--- DATASET ROWS ---
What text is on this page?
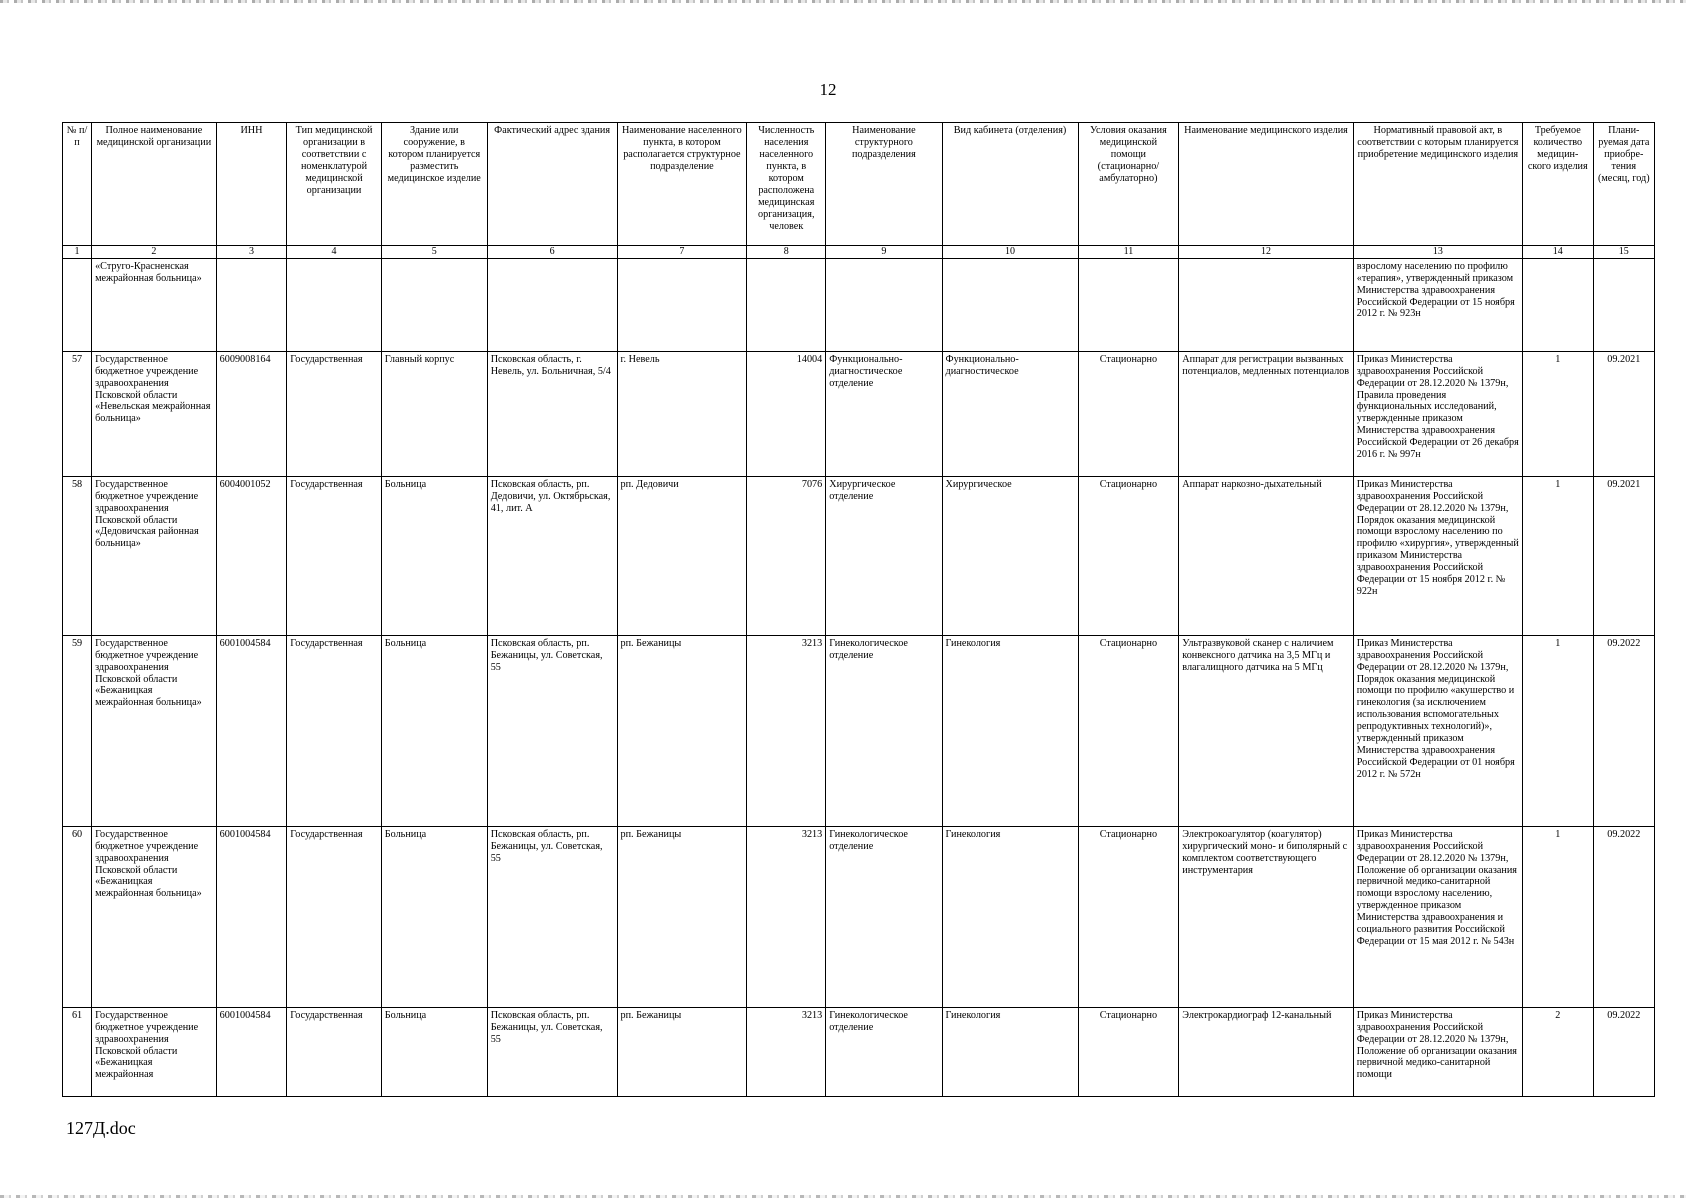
12
№ п/п	Полное наименование медицинской организации	ИНН	Тип медицинской организации в соответствии с номенклатурой медицинской организации	Здание или сооружение, в котором планируется разместить медицинское изделие	Фактический адрес здания	Наименование населенного пункта, в котором располагается структурное подразделение	Численность населения населенного пункта, в котором расположена медицинская организация, человек	Наименование структурного подразделения	Вид кабинета (отделения)	Условия оказания медицинской помощи (стационарно/ амбулаторно)	Наименование медицинского изделия	Нормативный правовой акт, в соответствии с которым планируется приобретение медицинского изделия	Требуемое количество медицин-ского изделия	Плани-руемая дата приобре-тения (месяц, год)
1	2	3	4	5	6	7	8	9	10	11	12	13	14	15
	«Струго-Красненская межрайонная больница»											взрослому населению по профилю «терапия», утвержденный приказом Министерства здравоохранения Российской Федерации от 15 ноября 2012 г. № 923н		
57	Государственное бюджетное учреждение здравоохранения Псковской области «Невельская межрайонная больница»	6009008164	Государственная	Главный корпус	Псковская область, г. Невель, ул. Больничная, 5/4	г. Невель	14004	Функционально-диагностическое отделение	Функционально-диагностическое	Стационарно	Аппарат для регистрации вызванных потенциалов, медленных потенциалов	Приказ Министерства здравоохранения Российской Федерации от 28.12.2020 № 1379н, Правила проведения функциональных исследований, утвержденные приказом Министерства здравоохранения Российской Федерации от 26 декабря 2016 г. № 997н	1	09.2021
58	Государственное бюджетное учреждение здравоохранения Псковской области «Дедовичская районная больница»	6004001052	Государственная	Больница	Псковская область, рп. Дедовичи, ул. Октябрьская, 41, лит. А	рп. Дедовичи	7076	Хирургическое отделение	Хирургическое	Стационарно	Аппарат наркозно-дыхательный	Приказ Министерства здравоохранения Российской Федерации от 28.12.2020 № 1379н, Порядок оказания медицинской помощи взрослому населению по профилю «хирургия», утвержденный приказом Министерства здравоохранения Российской Федерации от 15 ноября 2012 г. № 922н	1	09.2021
59	Государственное бюджетное учреждение здравоохранения Псковской области «Бежаницкая межрайонная больница»	6001004584	Государственная	Больница	Псковская область, рп. Бежаницы, ул. Советская, 55	рп. Бежаницы	3213	Гинекологическое отделение	Гинекология	Стационарно	Ультразвуковой сканер с наличием конвексного датчика на 3,5 МГц и влагалищного датчика на 5 МГц	Приказ Министерства здравоохранения Российской Федерации от 28.12.2020 № 1379н, Порядок оказания медицинской помощи по профилю «акушерство и гинекология (за исключением использования вспомогательных репродуктивных технологий)», утвержденный приказом Министерства здравоохранения Российской Федерации от 01 ноября 2012 г. № 572н	1	09.2022
60	Государственное бюджетное учреждение здравоохранения Псковской области «Бежаницкая межрайонная больница»	6001004584	Государственная	Больница	Псковская область, рп. Бежаницы, ул. Советская, 55	рп. Бежаницы	3213	Гинекологическое отделение	Гинекология	Стационарно	Электрокоагулятор (коагулятор) хирургический моно- и биполярный с комплектом соответствующего инструментария	Приказ Министерства здравоохранения Российской Федерации от 28.12.2020 № 1379н, Положение об организации оказания первичной медико-санитарной помощи взрослому населению, утвержденное приказом Министерства здравоохранения и социального развития Российской Федерации от 15 мая 2012 г. № 543н	1	09.2022
61	Государственное бюджетное учреждение здравоохранения Псковской области «Бежаницкая межрайонная	6001004584	Государственная	Больница	Псковская область, рп. Бежаницы, ул. Советская, 55	рп. Бежаницы	3213	Гинекологическое отделение	Гинекология	Стационарно	Электрокардиограф 12-канальный	Приказ Министерства здравоохранения Российской Федерации от 28.12.2020 № 1379н, Положение об организации оказания первичной медико-санитарной помощи	2	09.2022
127Д.doc
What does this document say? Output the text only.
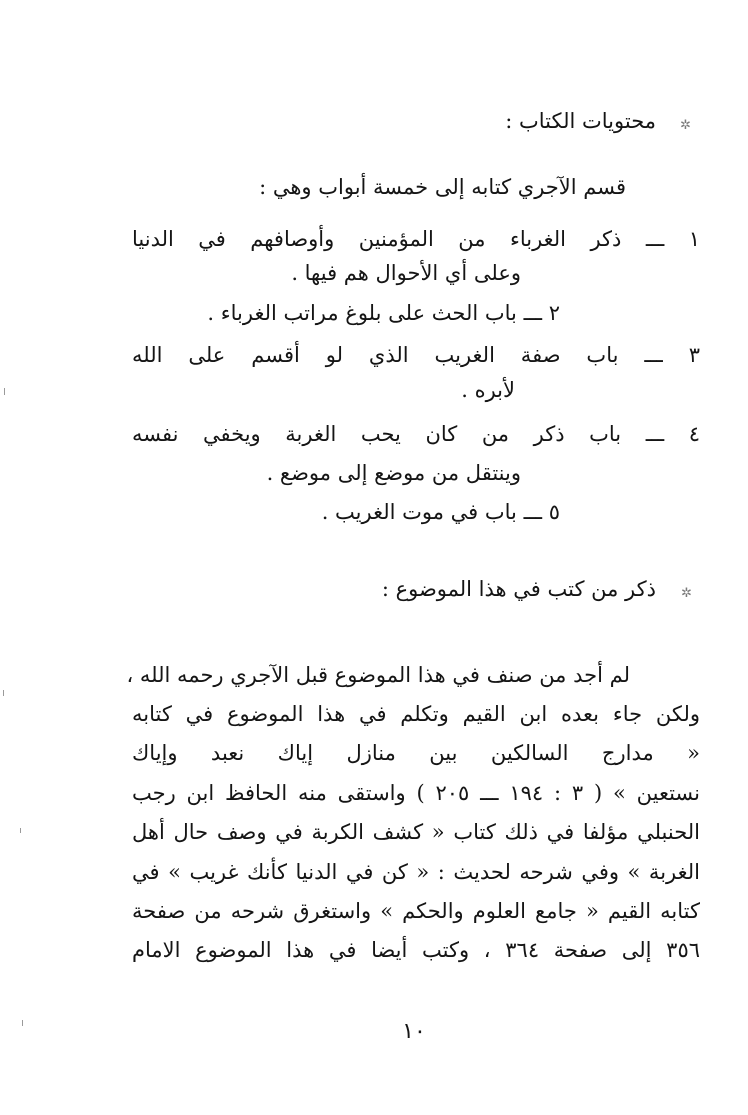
✲
محتويات الكتاب :
قسم الآجري كتابه إلى خمسة أبواب وهي :
١ ـــ ذكر الغرباء من المؤمنين وأوصافهم في الدنيا
وعلى أي الأحوال هم فيها .
٢ ـــ باب الحث على بلوغ مراتب الغرباء .
٣ ـــ باب صفة الغريب الذي لو أقسم على الله
لأبره .
٤ ـــ باب ذكر من كان يحب الغربة ويخفي نفسه
وينتقل من موضع إلى موضع .
٥ ـــ باب في موت الغريب .
✲
ذكر من كتب في هذا الموضوع :
لم أجد من صنف في هذا الموضوع قبل الآجري رحمه الله ،
ولكن جاء بعده ابن القيم وتكلم في هذا الموضوع في كتابه
« مدارج السالكين بين منازل إياك نعبد وإياك
نستعين » ( ٣ : ١٩٤ ـــ ٢٠٥ ) واستقى منه الحافظ ابن رجب
الحنبلي مؤلفا في ذلك كتاب « كشف الكربة في وصف حال أهل
الغربة » وفي شرحه لحديث : « كن في الدنيا كأنك غريب » في
كتابه القيم « جامع العلوم والحكم » واستغرق شرحه من صفحة
٣٥٦ إلى صفحة ٣٦٤ ، وكتب أيضا في هذا الموضوع الامام
١٠
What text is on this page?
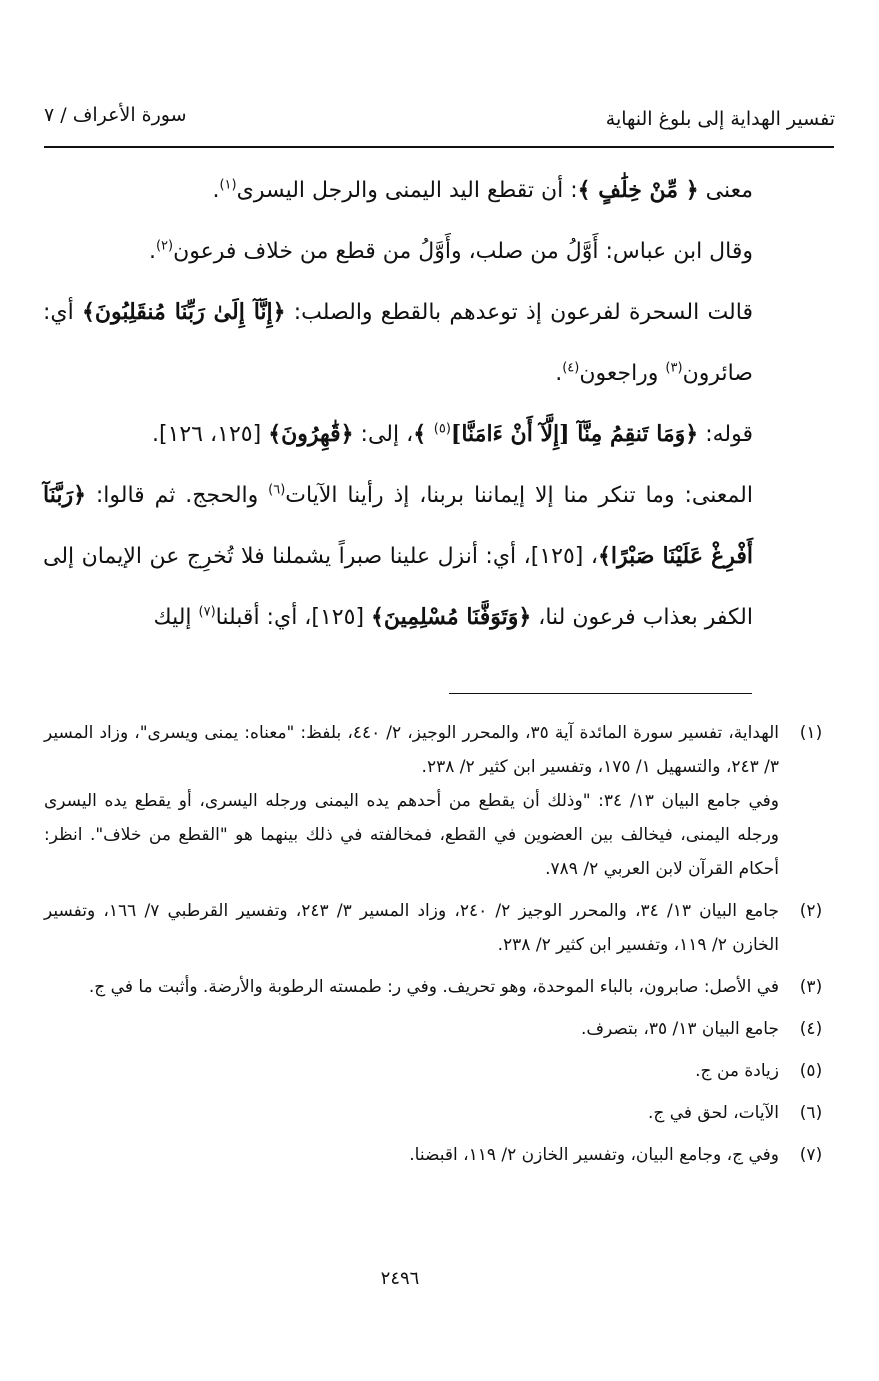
تفسير الهداية إلى بلوغ النهاية
سورة الأعراف / ٧

معنى ﴿ مِّنْ خِلَٰفٍ ﴾: أن تقطع اليد اليمنى والرجل اليسرى$^{(١)}$.

وقال ابن عباس: أَوَّلُ من صلب، وأَوَّلُ من قطع من خلاف فرعون$^{(٢)}$.

قالت السحرة لفرعون إذ توعدهم بالقطع والصلب: ﴿إِنَّآ إِلَىٰ رَبِّنَا مُنقَلِبُونَ﴾ أي: صائرون$^{(٣)}$ وراجعون$^{(٤)}$.

قوله: ﴿وَمَا تَنقِمُ مِنَّآ [إِلَّآ أَنْ ءَامَنَّا]$^{(٥)}$ ﴾، إلى: ﴿قَٰهِرُونَ﴾ [١٢٥، ١٢٦].

المعنى: وما تنكر منا إلا إيماننا بربنا، إذ رأينا الآيات$^{(٦)}$ والحجج. ثم قالوا: ﴿رَبَّنَآ أَفْرِغْ عَلَيْنَا صَبْرًا﴾، [١٢٥]، أي: أنزل علينا صبراً يشملنا فلا تُخرِج عن الإيمان إلى الكفر بعذاب فرعون لنا، ﴿وَتَوَفَّنَا مُسْلِمِينَ﴾ [١٢٥]، أي: أقبلنا$^{(٧)}$ إليك

(١)
الهداية، تفسير سورة المائدة آية ٣٥، والمحرر الوجيز، ٢/ ٤٤٠، بلفظ: "معناه: يمنى ويسرى"، وزاد المسير ٣/ ٢٤٣، والتسهيل ١/ ١٧٥، وتفسير ابن كثير ٢/ ٢٣٨.
وفي جامع البيان ١٣/ ٣٤: "وذلك أن يقطع من أحدهم يده اليمنى ورجله اليسرى، أو يقطع يده اليسرى ورجله اليمنى، فيخالف بين العضوين في القطع، فمخالفته في ذلك بينهما هو "القطع من خلاف". انظر: أحكام القرآن لابن العربي ٢/ ٧٨٩.
(٢)
جامع البيان ١٣/ ٣٤، والمحرر الوجيز ٢/ ٢٤٠، وزاد المسير ٣/ ٢٤٣، وتفسير القرطبي ٧/ ١٦٦، وتفسير الخازن ٢/ ١١٩، وتفسير ابن كثير ٢/ ٢٣٨.
(٣)
في الأصل: صابرون، بالباء الموحدة، وهو تحريف. وفي ر: طمسته الرطوبة والأرضة. وأثبت ما في ج.
(٤)
جامع البيان ١٣/ ٣٥، بتصرف.
(٥)
زيادة من ج.
(٦)
الآيات، لحق في ج.
(٧)
وفي ج، وجامع البيان، وتفسير الخازن ٢/ ١١٩، اقبضنا.
٢٤٩٦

--- OBJECTIVE ---
Quote every entry exactly, with the pictures omitted.

--- THE SOLUTION ---
What text is on this page?
12
№ п/п	Полное наименование медицинской организации	ИНН	Тип медицинской организации в соответствии с номенклатурой медицинской организации	Здание или сооружение, в котором планируется разместить медицинское изделие	Фактический адрес здания	Наименование населенного пункта, в котором располагается структурное подразделение	Численность населения населенного пункта, в котором расположена медицинская организация, человек	Наименование структурного подразделения	Вид кабинета (отделения)	Условия оказания медицинской помощи (стационарно/ амбулаторно)	Наименование медицинского изделия	Нормативный правовой акт, в соответствии с которым планируется приобретение медицинского изделия	Требуемое количество медицин-ского изделия	Плани-руемая дата приобре-тения (месяц, год)
1	2	3	4	5	6	7	8	9	10	11	12	13	14	15
	«Струго-Красненская межрайонная больница»											взрослому населению по профилю «терапия», утвержденный приказом Министерства здравоохранения Российской Федерации от 15 ноября 2012 г. № 923н		
57	Государственное бюджетное учреждение здравоохранения Псковской области «Невельская межрайонная больница»	6009008164	Государственная	Главный корпус	Псковская область, г. Невель, ул. Больничная, 5/4	г. Невель	14004	Функционально-диагностическое отделение	Функционально-диагностическое	Стационарно	Аппарат для регистрации вызванных потенциалов, медленных потенциалов	Приказ Министерства здравоохранения Российской Федерации от 28.12.2020 № 1379н, Правила проведения функциональных исследований, утвержденные приказом Министерства здравоохранения Российской Федерации от 26 декабря 2016 г. № 997н	1	09.2021
58	Государственное бюджетное учреждение здравоохранения Псковской области «Дедовичская районная больница»	6004001052	Государственная	Больница	Псковская область, рп. Дедовичи, ул. Октябрьская, 41, лит. А	рп. Дедовичи	7076	Хирургическое отделение	Хирургическое	Стационарно	Аппарат наркозно-дыхательный	Приказ Министерства здравоохранения Российской Федерации от 28.12.2020 № 1379н, Порядок оказания медицинской помощи взрослому населению по профилю «хирургия», утвержденный приказом Министерства здравоохранения Российской Федерации от 15 ноября 2012 г. № 922н	1	09.2021
59	Государственное бюджетное учреждение здравоохранения Псковской области «Бежаницкая межрайонная больница»	6001004584	Государственная	Больница	Псковская область, рп. Бежаницы, ул. Советская, 55	рп. Бежаницы	3213	Гинекологическое отделение	Гинекология	Стационарно	Ультразвуковой сканер с наличием конвексного датчика на 3,5 МГц и влагалищного датчика на 5 МГц	Приказ Министерства здравоохранения Российской Федерации от 28.12.2020 № 1379н, Порядок оказания медицинской помощи по профилю «акушерство и гинекология (за исключением использования вспомогательных репродуктивных технологий)», утвержденный приказом Министерства здравоохранения Российской Федерации от 01 ноября 2012 г. № 572н	1	09.2022
60	Государственное бюджетное учреждение здравоохранения Псковской области «Бежаницкая межрайонная больница»	6001004584	Государственная	Больница	Псковская область, рп. Бежаницы, ул. Советская, 55	рп. Бежаницы	3213	Гинекологическое отделение	Гинекология	Стационарно	Электрокоагулятор (коагулятор) хирургический моно- и биполярный с комплектом соответствующего инструментария	Приказ Министерства здравоохранения Российской Федерации от 28.12.2020 № 1379н, Положение об организации оказания первичной медико-санитарной помощи взрослому населению, утвержденное приказом Министерства здравоохранения и социального развития Российской Федерации от 15 мая 2012 г. № 543н	1	09.2022
61	Государственное бюджетное учреждение здравоохранения Псковской области «Бежаницкая межрайонная	6001004584	Государственная	Больница	Псковская область, рп. Бежаницы, ул. Советская, 55	рп. Бежаницы	3213	Гинекологическое отделение	Гинекология	Стационарно	Электрокардиограф 12-канальный	Приказ Министерства здравоохранения Российской Федерации от 28.12.2020 № 1379н, Положение об организации оказания первичной медико-санитарной помощи	2	09.2022
127Д.doc
What does this document say? Output the text only.
✲
محتويات الكتاب :
قسم الآجري كتابه إلى خمسة أبواب وهي :
١ ـــ ذكر الغرباء من المؤمنين وأوصافهم في الدنيا
وعلى أي الأحوال هم فيها .
٢ ـــ باب الحث على بلوغ مراتب الغرباء .
٣ ـــ باب صفة الغريب الذي لو أقسم على الله
لأبره .
٤ ـــ باب ذكر من كان يحب الغربة ويخفي نفسه
وينتقل من موضع إلى موضع .
٥ ـــ باب في موت الغريب .
✲
ذكر من كتب في هذا الموضوع :
لم أجد من صنف في هذا الموضوع قبل الآجري رحمه الله ،
ولكن جاء بعده ابن القيم وتكلم في هذا الموضوع في كتابه
« مدارج السالكين بين منازل إياك نعبد وإياك
نستعين » ( ٣ : ١٩٤ ـــ ٢٠٥ ) واستقى منه الحافظ ابن رجب
الحنبلي مؤلفا في ذلك كتاب « كشف الكربة في وصف حال أهل
الغربة » وفي شرحه لحديث : « كن في الدنيا كأنك غريب » في
كتابه القيم « جامع العلوم والحكم » واستغرق شرحه من صفحة
٣٥٦ إلى صفحة ٣٦٤ ، وكتب أيضا في هذا الموضوع الامام
١٠
What text is on this page?
تفسير الهداية إلى بلوغ النهاية
سورة الأعراف / ٧

معنى ﴿ مِّنْ خِلَٰفٍ ﴾: أن تقطع اليد اليمنى والرجل اليسرى$^{(١)}$.

وقال ابن عباس: أَوَّلُ من صلب، وأَوَّلُ من قطع من خلاف فرعون$^{(٢)}$.

قالت السحرة لفرعون إذ توعدهم بالقطع والصلب: ﴿إِنَّآ إِلَىٰ رَبِّنَا مُنقَلِبُونَ﴾ أي: صائرون$^{(٣)}$ وراجعون$^{(٤)}$.

قوله: ﴿وَمَا تَنقِمُ مِنَّآ [إِلَّآ أَنْ ءَامَنَّا]$^{(٥)}$ ﴾، إلى: ﴿قَٰهِرُونَ﴾ [١٢٥، ١٢٦].

المعنى: وما تنكر منا إلا إيماننا بربنا، إذ رأينا الآيات$^{(٦)}$ والحجج. ثم قالوا: ﴿رَبَّنَآ أَفْرِغْ عَلَيْنَا صَبْرًا﴾، [١٢٥]، أي: أنزل علينا صبراً يشملنا فلا تُخرِج عن الإيمان إلى الكفر بعذاب فرعون لنا، ﴿وَتَوَفَّنَا مُسْلِمِينَ﴾ [١٢٥]، أي: أقبلنا$^{(٧)}$ إليك

(١)
الهداية، تفسير سورة المائدة آية ٣٥، والمحرر الوجيز، ٢/ ٤٤٠، بلفظ: "معناه: يمنى ويسرى"، وزاد المسير ٣/ ٢٤٣، والتسهيل ١/ ١٧٥، وتفسير ابن كثير ٢/ ٢٣٨.
وفي جامع البيان ١٣/ ٣٤: "وذلك أن يقطع من أحدهم يده اليمنى ورجله اليسرى، أو يقطع يده اليسرى ورجله اليمنى، فيخالف بين العضوين في القطع، فمخالفته في ذلك بينهما هو "القطع من خلاف". انظر: أحكام القرآن لابن العربي ٢/ ٧٨٩.
(٢)
جامع البيان ١٣/ ٣٤، والمحرر الوجيز ٢/ ٢٤٠، وزاد المسير ٣/ ٢٤٣، وتفسير القرطبي ٧/ ١٦٦، وتفسير الخازن ٢/ ١١٩، وتفسير ابن كثير ٢/ ٢٣٨.
(٣)
في الأصل: صابرون، بالباء الموحدة، وهو تحريف. وفي ر: طمسته الرطوبة والأرضة. وأثبت ما في ج.
(٤)
جامع البيان ١٣/ ٣٥، بتصرف.
(٥)
زيادة من ج.
(٦)
الآيات، لحق في ج.
(٧)
وفي ج، وجامع البيان، وتفسير الخازن ٢/ ١١٩، اقبضنا.
٢٤٩٦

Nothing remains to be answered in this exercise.